§ What is asked
Give only the number of lines that include the string "Krivickaitė".

++++ Data ++++

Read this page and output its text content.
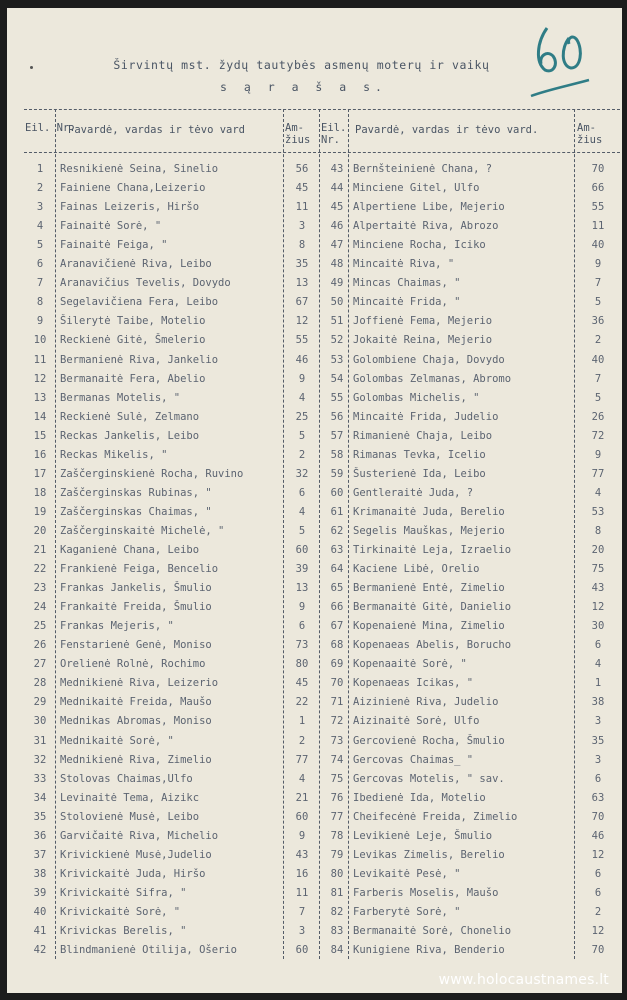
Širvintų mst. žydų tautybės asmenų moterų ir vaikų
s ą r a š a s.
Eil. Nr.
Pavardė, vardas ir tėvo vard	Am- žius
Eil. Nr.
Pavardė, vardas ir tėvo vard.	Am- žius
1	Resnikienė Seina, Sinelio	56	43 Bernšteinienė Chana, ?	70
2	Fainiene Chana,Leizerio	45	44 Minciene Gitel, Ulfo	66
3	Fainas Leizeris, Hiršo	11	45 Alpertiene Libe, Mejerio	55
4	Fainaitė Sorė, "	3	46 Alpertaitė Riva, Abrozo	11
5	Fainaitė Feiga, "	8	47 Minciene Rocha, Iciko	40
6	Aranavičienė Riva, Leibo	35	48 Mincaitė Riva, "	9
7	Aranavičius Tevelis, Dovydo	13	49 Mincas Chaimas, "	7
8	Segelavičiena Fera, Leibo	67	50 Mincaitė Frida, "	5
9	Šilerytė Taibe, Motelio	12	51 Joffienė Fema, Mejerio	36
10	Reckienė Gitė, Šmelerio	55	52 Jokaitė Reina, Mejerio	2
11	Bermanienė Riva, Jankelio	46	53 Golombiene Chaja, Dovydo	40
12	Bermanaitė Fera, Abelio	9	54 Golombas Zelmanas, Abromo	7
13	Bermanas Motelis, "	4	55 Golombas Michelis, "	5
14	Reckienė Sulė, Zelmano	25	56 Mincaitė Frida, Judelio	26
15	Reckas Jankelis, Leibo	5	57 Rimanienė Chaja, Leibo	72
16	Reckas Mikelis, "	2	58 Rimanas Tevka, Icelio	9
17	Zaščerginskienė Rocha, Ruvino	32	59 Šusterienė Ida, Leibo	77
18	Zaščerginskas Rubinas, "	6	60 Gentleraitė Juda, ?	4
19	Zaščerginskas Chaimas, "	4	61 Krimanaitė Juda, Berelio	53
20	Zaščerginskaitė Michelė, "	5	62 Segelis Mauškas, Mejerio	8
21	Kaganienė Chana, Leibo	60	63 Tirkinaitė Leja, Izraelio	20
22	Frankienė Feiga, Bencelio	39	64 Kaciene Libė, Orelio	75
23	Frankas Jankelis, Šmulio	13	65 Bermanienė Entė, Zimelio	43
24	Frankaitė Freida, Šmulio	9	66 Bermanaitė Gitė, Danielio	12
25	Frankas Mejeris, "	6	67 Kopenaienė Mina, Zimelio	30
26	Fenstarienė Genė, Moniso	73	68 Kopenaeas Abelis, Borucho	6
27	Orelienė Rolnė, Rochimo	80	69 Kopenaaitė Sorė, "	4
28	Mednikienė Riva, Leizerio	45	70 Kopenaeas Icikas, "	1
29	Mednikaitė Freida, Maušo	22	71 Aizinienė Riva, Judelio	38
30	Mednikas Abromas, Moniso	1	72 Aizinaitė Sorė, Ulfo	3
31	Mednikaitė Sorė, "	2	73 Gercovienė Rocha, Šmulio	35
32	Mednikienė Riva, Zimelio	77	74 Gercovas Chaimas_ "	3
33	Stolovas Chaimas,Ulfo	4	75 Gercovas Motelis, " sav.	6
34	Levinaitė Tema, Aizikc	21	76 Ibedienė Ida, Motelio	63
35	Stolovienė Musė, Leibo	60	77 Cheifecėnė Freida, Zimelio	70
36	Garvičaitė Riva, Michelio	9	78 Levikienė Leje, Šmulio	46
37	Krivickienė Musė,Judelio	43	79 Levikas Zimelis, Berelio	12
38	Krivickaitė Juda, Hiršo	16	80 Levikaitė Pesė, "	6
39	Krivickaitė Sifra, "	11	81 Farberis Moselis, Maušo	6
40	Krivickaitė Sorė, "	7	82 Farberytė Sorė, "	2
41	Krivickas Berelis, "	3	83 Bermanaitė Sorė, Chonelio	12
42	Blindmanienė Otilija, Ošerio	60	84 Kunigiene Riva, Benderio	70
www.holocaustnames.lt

++++
++++ Data ++++

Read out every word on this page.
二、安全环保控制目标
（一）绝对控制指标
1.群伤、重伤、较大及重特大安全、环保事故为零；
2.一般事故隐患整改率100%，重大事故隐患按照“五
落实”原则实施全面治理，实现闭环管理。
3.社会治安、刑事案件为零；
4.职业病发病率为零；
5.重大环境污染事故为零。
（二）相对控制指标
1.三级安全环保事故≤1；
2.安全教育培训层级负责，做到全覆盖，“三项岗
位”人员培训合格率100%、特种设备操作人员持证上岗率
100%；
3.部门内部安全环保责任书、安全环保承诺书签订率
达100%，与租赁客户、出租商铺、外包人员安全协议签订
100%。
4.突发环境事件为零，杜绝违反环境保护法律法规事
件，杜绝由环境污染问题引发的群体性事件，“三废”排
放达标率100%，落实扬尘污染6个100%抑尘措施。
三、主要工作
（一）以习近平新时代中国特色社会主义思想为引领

++++
++++ Data ++++

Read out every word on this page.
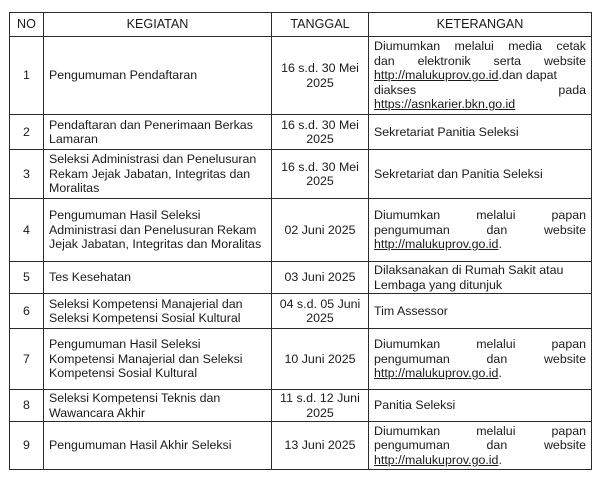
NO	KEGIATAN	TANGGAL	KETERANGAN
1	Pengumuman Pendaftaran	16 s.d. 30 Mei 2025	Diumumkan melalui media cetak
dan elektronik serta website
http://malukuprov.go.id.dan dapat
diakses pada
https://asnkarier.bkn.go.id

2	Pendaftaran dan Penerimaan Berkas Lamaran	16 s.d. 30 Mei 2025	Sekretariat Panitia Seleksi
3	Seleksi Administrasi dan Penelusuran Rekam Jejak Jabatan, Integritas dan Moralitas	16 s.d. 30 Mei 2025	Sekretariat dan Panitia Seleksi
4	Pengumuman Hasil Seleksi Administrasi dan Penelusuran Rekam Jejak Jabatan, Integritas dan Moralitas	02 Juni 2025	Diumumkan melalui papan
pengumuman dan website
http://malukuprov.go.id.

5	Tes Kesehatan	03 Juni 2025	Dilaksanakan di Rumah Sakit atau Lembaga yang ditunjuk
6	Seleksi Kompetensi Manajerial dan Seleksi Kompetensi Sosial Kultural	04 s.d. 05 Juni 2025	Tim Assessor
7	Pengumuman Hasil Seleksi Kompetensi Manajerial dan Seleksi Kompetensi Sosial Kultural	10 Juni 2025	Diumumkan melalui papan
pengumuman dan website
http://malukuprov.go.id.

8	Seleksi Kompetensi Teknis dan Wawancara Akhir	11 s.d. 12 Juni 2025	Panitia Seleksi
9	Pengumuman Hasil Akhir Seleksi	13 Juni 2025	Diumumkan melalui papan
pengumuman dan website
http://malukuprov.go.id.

++++

§ Answer to this problem
3